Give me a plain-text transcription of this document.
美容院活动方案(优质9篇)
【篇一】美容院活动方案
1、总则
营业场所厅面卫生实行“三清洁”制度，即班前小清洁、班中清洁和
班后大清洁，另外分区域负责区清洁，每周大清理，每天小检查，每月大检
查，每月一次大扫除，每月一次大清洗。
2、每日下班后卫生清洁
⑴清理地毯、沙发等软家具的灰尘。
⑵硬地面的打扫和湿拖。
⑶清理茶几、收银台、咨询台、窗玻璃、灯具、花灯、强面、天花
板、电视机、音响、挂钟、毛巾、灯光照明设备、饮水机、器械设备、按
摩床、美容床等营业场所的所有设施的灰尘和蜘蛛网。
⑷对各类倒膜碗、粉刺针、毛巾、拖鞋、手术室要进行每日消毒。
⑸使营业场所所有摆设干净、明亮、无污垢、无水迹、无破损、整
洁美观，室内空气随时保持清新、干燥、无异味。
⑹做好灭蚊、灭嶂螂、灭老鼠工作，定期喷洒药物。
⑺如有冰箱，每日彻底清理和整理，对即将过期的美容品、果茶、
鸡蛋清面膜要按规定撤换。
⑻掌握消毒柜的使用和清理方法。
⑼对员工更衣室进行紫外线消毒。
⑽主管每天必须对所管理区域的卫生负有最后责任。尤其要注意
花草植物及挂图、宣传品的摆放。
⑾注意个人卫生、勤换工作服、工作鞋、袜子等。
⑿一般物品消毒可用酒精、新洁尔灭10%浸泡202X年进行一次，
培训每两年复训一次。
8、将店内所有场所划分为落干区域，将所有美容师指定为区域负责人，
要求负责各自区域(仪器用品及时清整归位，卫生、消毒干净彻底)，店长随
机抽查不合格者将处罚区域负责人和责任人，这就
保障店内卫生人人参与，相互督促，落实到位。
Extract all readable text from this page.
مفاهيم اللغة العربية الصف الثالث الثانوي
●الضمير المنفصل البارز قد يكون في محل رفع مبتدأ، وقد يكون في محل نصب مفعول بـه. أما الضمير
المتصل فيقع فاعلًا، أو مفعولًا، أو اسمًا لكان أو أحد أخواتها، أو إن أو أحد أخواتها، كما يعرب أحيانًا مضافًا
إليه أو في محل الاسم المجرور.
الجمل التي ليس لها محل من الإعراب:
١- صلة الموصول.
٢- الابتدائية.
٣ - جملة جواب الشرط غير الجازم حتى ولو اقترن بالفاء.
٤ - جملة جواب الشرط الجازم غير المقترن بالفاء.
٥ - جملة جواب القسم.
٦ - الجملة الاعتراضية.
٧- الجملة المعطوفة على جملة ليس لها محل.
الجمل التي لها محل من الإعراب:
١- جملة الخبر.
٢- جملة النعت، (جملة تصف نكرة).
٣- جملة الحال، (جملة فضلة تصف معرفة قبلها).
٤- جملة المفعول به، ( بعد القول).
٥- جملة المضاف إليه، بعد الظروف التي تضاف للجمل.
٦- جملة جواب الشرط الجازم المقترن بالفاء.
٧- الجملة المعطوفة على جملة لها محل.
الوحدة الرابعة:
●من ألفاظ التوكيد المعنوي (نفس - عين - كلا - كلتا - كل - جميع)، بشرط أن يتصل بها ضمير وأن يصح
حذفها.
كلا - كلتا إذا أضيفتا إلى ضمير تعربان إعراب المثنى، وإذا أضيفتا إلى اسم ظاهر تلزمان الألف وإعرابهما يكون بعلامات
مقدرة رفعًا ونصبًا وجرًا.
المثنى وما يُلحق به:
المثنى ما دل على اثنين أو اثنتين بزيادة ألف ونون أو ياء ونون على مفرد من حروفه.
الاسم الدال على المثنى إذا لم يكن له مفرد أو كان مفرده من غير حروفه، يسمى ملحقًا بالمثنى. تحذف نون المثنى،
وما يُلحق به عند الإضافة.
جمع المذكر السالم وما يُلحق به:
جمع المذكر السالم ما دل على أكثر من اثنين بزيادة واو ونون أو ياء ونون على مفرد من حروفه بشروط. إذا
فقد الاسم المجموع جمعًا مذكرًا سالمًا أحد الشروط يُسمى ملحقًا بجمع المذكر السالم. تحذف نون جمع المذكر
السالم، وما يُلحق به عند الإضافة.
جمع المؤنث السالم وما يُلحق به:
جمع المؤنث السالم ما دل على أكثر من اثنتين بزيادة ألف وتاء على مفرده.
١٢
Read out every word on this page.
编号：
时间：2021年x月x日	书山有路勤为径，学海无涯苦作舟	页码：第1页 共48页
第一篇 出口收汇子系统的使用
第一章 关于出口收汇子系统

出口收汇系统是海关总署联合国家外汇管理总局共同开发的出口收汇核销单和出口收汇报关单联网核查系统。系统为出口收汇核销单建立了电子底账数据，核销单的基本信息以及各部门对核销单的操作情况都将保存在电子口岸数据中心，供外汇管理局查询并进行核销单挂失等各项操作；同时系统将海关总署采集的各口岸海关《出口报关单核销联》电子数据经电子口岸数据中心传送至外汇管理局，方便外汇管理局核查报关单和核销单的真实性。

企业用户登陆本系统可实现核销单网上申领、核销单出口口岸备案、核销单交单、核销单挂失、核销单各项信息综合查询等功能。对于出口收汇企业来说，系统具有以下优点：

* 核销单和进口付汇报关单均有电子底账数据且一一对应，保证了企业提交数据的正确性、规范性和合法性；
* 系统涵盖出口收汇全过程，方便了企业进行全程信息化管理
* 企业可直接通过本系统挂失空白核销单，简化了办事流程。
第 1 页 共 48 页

☆ ☆ ☆ ☆ ☆ ☆ ☆

Every line of the material must be returned exactly as it appears.

- _Written reply_
Give me a plain-text transcription of this document.
美容院活动方案(优质9篇)
【篇一】美容院活动方案
1、总则
营业场所厅面卫生实行“三清洁”制度，即班前小清洁、班中清洁和
班后大清洁，另外分区域负责区清洁，每周大清理，每天小检查，每月大检
查，每月一次大扫除，每月一次大清洗。
2、每日下班后卫生清洁
⑴清理地毯、沙发等软家具的灰尘。
⑵硬地面的打扫和湿拖。
⑶清理茶几、收银台、咨询台、窗玻璃、灯具、花灯、强面、天花
板、电视机、音响、挂钟、毛巾、灯光照明设备、饮水机、器械设备、按
摩床、美容床等营业场所的所有设施的灰尘和蜘蛛网。
⑷对各类倒膜碗、粉刺针、毛巾、拖鞋、手术室要进行每日消毒。
⑸使营业场所所有摆设干净、明亮、无污垢、无水迹、无破损、整
洁美观，室内空气随时保持清新、干燥、无异味。
⑹做好灭蚊、灭嶂螂、灭老鼠工作，定期喷洒药物。
⑺如有冰箱，每日彻底清理和整理，对即将过期的美容品、果茶、
鸡蛋清面膜要按规定撤换。
⑻掌握消毒柜的使用和清理方法。
⑼对员工更衣室进行紫外线消毒。
⑽主管每天必须对所管理区域的卫生负有最后责任。尤其要注意
花草植物及挂图、宣传品的摆放。
⑾注意个人卫生、勤换工作服、工作鞋、袜子等。
⑿一般物品消毒可用酒精、新洁尔灭10%浸泡202X年进行一次，
培训每两年复训一次。
8、将店内所有场所划分为落干区域，将所有美容师指定为区域负责人，
要求负责各自区域(仪器用品及时清整归位，卫生、消毒干净彻底)，店长随
机抽查不合格者将处罚区域负责人和责任人，这就
保障店内卫生人人参与，相互督促，落实到位。
Extract all readable text from this page.
مفاهيم اللغة العربية الصف الثالث الثانوي
●الضمير المنفصل البارز قد يكون في محل رفع مبتدأ، وقد يكون في محل نصب مفعول بـه. أما الضمير
المتصل فيقع فاعلًا، أو مفعولًا، أو اسمًا لكان أو أحد أخواتها، أو إن أو أحد أخواتها، كما يعرب أحيانًا مضافًا
إليه أو في محل الاسم المجرور.
الجمل التي ليس لها محل من الإعراب:
١- صلة الموصول.
٢- الابتدائية.
٣ - جملة جواب الشرط غير الجازم حتى ولو اقترن بالفاء.
٤ - جملة جواب الشرط الجازم غير المقترن بالفاء.
٥ - جملة جواب القسم.
٦ - الجملة الاعتراضية.
٧- الجملة المعطوفة على جملة ليس لها محل.
الجمل التي لها محل من الإعراب:
١- جملة الخبر.
٢- جملة النعت، (جملة تصف نكرة).
٣- جملة الحال، (جملة فضلة تصف معرفة قبلها).
٤- جملة المفعول به، ( بعد القول).
٥- جملة المضاف إليه، بعد الظروف التي تضاف للجمل.
٦- جملة جواب الشرط الجازم المقترن بالفاء.
٧- الجملة المعطوفة على جملة لها محل.
الوحدة الرابعة:
●من ألفاظ التوكيد المعنوي (نفس - عين - كلا - كلتا - كل - جميع)، بشرط أن يتصل بها ضمير وأن يصح
حذفها.
كلا - كلتا إذا أضيفتا إلى ضمير تعربان إعراب المثنى، وإذا أضيفتا إلى اسم ظاهر تلزمان الألف وإعرابهما يكون بعلامات
مقدرة رفعًا ونصبًا وجرًا.
المثنى وما يُلحق به:
المثنى ما دل على اثنين أو اثنتين بزيادة ألف ونون أو ياء ونون على مفرد من حروفه.
الاسم الدال على المثنى إذا لم يكن له مفرد أو كان مفرده من غير حروفه، يسمى ملحقًا بالمثنى. تحذف نون المثنى،
وما يُلحق به عند الإضافة.
جمع المذكر السالم وما يُلحق به:
جمع المذكر السالم ما دل على أكثر من اثنين بزيادة واو ونون أو ياء ونون على مفرد من حروفه بشروط. إذا
فقد الاسم المجموع جمعًا مذكرًا سالمًا أحد الشروط يُسمى ملحقًا بجمع المذكر السالم. تحذف نون جمع المذكر
السالم، وما يُلحق به عند الإضافة.
جمع المؤنث السالم وما يُلحق به:
جمع المؤنث السالم ما دل على أكثر من اثنتين بزيادة ألف وتاء على مفرده.
١٢
Read out every word on this page.
编号：
时间：2021年x月x日	书山有路勤为径，学海无涯苦作舟	页码：第1页 共48页
第一篇 出口收汇子系统的使用
第一章 关于出口收汇子系统

出口收汇系统是海关总署联合国家外汇管理总局共同开发的出口收汇核销单和出口收汇报关单联网核查系统。系统为出口收汇核销单建立了电子底账数据，核销单的基本信息以及各部门对核销单的操作情况都将保存在电子口岸数据中心，供外汇管理局查询并进行核销单挂失等各项操作；同时系统将海关总署采集的各口岸海关《出口报关单核销联》电子数据经电子口岸数据中心传送至外汇管理局，方便外汇管理局核查报关单和核销单的真实性。

企业用户登陆本系统可实现核销单网上申领、核销单出口口岸备案、核销单交单、核销单挂失、核销单各项信息综合查询等功能。对于出口收汇企业来说，系统具有以下优点：

* 核销单和进口付汇报关单均有电子底账数据且一一对应，保证了企业提交数据的正确性、规范性和合法性；
* 系统涵盖出口收汇全过程，方便了企业进行全程信息化管理
* 企业可直接通过本系统挂失空白核销单，简化了办事流程。
第 1 页 共 48 页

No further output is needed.